Aim of the exercise:
Pick out every line holding the string "ylabel" and copy it.

Input records:
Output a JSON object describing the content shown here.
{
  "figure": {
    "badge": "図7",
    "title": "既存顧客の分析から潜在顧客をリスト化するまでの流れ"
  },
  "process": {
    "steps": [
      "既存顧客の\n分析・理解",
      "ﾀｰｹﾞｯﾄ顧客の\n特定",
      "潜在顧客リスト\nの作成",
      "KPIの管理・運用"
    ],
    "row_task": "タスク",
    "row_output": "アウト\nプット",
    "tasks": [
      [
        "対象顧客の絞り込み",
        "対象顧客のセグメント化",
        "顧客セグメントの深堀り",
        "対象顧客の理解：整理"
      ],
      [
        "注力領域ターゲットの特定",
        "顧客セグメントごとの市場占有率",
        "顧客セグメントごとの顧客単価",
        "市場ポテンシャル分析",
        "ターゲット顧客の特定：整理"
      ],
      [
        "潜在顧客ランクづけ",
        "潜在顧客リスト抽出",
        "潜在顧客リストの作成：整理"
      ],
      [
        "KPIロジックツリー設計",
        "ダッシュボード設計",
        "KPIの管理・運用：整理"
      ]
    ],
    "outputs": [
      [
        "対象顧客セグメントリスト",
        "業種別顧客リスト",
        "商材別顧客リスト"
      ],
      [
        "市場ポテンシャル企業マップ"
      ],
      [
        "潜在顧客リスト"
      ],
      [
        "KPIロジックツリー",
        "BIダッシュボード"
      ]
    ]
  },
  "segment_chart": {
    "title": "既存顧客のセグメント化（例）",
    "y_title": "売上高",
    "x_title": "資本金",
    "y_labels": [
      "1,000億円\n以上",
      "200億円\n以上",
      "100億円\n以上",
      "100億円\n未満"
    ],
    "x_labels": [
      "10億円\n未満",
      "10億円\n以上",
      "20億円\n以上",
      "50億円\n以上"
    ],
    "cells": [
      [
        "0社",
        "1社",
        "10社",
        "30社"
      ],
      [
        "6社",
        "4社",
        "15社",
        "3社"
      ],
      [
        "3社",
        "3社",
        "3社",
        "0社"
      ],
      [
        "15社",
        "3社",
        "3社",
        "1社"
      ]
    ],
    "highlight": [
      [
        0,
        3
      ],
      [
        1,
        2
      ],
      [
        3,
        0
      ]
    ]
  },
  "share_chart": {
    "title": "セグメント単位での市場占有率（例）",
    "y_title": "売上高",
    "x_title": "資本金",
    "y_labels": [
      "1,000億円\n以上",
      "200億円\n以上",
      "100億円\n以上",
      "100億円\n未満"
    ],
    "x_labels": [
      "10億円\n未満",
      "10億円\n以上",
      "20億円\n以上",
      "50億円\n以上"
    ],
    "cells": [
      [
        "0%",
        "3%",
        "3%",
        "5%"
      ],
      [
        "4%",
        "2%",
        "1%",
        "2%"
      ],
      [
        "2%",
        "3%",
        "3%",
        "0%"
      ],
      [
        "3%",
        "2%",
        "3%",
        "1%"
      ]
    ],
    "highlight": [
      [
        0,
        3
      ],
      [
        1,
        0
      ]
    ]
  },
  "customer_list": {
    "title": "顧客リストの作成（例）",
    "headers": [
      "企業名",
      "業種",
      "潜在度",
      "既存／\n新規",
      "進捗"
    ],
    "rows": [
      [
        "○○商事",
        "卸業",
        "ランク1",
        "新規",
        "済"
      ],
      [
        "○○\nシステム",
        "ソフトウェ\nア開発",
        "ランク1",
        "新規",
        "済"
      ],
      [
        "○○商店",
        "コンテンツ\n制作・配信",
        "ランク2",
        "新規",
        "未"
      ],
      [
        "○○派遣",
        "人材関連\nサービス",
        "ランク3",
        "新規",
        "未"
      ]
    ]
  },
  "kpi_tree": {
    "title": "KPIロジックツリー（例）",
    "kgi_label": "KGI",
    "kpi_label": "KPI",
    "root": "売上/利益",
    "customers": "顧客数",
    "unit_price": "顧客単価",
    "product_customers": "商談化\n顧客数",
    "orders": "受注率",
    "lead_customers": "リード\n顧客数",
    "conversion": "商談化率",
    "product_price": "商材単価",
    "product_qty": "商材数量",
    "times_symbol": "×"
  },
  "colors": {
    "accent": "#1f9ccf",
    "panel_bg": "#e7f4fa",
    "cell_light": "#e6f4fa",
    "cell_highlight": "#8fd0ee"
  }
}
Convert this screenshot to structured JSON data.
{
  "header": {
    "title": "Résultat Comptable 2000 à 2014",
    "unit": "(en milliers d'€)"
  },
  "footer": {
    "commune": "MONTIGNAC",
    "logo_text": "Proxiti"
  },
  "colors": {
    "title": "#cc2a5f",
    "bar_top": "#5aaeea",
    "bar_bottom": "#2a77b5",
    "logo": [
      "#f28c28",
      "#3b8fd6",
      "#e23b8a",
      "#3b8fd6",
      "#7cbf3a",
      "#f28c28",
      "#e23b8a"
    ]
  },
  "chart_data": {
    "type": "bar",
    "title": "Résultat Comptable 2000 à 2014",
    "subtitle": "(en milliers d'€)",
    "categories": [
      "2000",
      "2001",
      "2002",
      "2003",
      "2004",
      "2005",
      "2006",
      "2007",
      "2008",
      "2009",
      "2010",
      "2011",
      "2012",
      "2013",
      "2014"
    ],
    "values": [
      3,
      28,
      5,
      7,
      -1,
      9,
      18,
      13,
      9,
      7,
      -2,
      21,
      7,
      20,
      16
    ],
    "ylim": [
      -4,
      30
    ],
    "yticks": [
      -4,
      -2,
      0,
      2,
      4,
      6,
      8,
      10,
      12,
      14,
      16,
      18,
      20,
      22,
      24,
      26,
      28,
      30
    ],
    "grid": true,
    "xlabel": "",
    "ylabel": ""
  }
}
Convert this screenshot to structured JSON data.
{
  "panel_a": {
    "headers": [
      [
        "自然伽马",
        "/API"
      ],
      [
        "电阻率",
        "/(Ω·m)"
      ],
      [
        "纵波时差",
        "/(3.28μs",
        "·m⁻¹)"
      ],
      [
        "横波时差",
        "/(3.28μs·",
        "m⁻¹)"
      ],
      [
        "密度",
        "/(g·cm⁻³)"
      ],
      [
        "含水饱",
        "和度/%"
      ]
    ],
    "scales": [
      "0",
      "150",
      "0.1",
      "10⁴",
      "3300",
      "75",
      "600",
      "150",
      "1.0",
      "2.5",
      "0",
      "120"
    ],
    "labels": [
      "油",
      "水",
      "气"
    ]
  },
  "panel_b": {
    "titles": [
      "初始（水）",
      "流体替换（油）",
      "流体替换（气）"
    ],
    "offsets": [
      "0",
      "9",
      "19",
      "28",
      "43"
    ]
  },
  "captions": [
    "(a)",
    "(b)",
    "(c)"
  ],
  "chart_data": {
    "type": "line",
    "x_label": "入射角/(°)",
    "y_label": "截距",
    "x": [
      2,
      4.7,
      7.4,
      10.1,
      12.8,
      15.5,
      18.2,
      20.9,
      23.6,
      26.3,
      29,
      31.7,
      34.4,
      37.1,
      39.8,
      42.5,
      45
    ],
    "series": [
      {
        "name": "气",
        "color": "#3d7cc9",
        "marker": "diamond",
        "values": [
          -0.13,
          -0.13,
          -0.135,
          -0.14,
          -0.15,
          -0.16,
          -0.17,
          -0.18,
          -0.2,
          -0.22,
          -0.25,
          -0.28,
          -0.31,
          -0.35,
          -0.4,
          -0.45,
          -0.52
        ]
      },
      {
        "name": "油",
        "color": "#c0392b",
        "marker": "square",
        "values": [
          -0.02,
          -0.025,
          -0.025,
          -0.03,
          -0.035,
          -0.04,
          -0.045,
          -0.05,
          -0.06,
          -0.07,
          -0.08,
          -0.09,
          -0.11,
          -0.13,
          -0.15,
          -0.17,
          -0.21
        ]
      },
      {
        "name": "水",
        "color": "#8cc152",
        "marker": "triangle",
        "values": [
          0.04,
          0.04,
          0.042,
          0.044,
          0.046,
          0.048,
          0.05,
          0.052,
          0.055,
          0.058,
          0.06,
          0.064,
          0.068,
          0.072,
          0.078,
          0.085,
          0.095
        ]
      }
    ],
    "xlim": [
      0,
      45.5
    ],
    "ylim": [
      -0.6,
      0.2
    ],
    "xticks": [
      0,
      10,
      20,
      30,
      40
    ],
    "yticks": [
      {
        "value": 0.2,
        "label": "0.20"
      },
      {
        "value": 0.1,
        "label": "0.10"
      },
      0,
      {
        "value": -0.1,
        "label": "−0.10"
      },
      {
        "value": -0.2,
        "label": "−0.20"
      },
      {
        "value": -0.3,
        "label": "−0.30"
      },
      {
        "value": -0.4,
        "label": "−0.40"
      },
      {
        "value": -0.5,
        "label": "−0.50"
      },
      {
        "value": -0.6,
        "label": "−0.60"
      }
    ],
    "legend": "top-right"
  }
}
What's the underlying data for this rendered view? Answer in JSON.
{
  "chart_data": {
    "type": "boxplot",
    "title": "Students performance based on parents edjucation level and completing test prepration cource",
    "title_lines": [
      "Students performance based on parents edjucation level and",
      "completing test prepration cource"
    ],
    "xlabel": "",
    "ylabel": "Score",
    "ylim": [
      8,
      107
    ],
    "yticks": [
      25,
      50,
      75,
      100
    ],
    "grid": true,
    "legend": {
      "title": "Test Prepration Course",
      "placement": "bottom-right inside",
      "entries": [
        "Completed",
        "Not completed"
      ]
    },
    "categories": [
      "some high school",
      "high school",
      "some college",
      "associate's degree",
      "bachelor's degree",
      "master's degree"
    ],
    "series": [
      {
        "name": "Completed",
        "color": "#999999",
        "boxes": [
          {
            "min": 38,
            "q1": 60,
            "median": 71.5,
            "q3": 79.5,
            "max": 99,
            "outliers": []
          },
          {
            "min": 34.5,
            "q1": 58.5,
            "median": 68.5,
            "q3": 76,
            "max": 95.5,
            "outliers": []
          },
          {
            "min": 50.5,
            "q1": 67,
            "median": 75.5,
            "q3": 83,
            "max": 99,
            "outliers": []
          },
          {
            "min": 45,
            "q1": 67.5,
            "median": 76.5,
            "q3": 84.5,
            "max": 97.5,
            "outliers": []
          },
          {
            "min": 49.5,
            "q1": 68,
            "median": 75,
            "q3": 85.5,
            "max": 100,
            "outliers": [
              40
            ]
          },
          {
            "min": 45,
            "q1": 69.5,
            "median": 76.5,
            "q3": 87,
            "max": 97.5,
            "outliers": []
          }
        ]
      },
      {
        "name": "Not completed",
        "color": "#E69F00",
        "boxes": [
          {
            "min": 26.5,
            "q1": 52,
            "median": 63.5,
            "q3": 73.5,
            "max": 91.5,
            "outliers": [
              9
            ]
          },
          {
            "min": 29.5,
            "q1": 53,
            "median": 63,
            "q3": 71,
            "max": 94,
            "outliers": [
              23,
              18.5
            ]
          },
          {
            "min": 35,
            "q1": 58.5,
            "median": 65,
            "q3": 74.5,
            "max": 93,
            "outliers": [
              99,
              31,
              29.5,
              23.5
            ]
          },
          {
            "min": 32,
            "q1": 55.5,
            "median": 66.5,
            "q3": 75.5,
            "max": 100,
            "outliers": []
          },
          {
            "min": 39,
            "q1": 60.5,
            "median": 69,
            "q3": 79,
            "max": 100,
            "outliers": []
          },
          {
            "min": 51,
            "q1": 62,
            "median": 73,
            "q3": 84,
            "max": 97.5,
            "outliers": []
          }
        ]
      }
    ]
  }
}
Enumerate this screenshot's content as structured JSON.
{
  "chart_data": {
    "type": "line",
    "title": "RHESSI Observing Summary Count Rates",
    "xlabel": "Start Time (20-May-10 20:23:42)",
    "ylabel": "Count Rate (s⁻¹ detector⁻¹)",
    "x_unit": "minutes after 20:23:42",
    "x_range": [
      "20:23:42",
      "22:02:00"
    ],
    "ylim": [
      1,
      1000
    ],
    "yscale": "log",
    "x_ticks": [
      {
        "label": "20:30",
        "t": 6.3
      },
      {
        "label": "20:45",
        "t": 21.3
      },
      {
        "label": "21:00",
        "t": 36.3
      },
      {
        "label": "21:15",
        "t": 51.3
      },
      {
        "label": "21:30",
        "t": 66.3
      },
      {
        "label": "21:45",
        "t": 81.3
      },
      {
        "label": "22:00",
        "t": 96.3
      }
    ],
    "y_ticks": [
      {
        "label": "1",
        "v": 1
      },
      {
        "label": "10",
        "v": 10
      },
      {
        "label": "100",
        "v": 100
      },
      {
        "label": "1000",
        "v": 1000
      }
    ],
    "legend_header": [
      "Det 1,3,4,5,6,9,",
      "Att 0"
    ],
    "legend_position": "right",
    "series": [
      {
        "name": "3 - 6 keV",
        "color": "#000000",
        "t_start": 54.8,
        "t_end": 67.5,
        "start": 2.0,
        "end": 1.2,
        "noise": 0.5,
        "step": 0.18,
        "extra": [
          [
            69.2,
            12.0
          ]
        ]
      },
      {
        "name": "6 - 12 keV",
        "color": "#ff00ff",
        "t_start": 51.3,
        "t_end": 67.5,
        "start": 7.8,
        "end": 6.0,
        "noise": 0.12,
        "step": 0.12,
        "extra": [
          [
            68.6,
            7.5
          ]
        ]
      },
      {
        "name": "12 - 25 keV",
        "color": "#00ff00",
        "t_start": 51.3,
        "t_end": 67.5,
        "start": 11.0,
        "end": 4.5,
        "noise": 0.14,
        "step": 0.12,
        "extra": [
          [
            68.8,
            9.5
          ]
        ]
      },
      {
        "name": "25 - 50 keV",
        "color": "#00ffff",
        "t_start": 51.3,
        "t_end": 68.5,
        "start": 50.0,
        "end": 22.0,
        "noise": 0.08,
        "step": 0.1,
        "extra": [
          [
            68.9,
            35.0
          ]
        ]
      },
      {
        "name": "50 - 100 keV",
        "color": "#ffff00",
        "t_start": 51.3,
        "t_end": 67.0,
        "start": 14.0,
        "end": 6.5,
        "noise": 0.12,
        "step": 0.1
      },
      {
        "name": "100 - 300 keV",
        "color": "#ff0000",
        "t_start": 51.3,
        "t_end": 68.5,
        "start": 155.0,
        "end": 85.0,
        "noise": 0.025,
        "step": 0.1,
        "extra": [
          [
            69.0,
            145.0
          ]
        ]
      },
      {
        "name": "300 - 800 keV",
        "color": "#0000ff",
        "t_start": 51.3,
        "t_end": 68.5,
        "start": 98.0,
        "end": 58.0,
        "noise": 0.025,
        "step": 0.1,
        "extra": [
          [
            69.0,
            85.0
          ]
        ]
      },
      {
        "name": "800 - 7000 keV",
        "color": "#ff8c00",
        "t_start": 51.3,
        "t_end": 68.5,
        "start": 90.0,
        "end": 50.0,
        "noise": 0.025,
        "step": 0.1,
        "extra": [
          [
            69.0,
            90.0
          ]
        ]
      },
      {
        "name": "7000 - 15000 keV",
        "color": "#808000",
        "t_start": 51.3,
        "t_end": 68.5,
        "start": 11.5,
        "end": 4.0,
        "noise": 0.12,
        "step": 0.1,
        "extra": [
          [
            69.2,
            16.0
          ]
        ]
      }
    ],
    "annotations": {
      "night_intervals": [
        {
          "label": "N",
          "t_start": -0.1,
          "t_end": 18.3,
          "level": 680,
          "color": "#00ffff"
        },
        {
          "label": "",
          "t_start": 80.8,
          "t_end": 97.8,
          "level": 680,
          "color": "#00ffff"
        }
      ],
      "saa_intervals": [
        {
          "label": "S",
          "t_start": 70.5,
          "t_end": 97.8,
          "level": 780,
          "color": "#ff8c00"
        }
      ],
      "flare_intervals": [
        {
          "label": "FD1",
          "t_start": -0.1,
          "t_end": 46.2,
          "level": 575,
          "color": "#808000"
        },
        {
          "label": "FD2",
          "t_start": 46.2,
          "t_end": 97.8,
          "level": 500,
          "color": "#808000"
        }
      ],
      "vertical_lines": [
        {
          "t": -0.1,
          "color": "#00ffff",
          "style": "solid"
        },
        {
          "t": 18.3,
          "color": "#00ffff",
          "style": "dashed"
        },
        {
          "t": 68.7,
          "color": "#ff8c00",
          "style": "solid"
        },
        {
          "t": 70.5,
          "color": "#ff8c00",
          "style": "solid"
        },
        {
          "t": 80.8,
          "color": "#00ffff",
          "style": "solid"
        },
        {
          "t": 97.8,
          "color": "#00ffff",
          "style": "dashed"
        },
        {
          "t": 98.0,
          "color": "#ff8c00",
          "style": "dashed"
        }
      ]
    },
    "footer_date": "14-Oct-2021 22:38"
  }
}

Written solution:
    "ylabel": ""
    "ylabel": "Score",
    "ylabel": "Count Rate (s⁻¹ detector⁻¹)",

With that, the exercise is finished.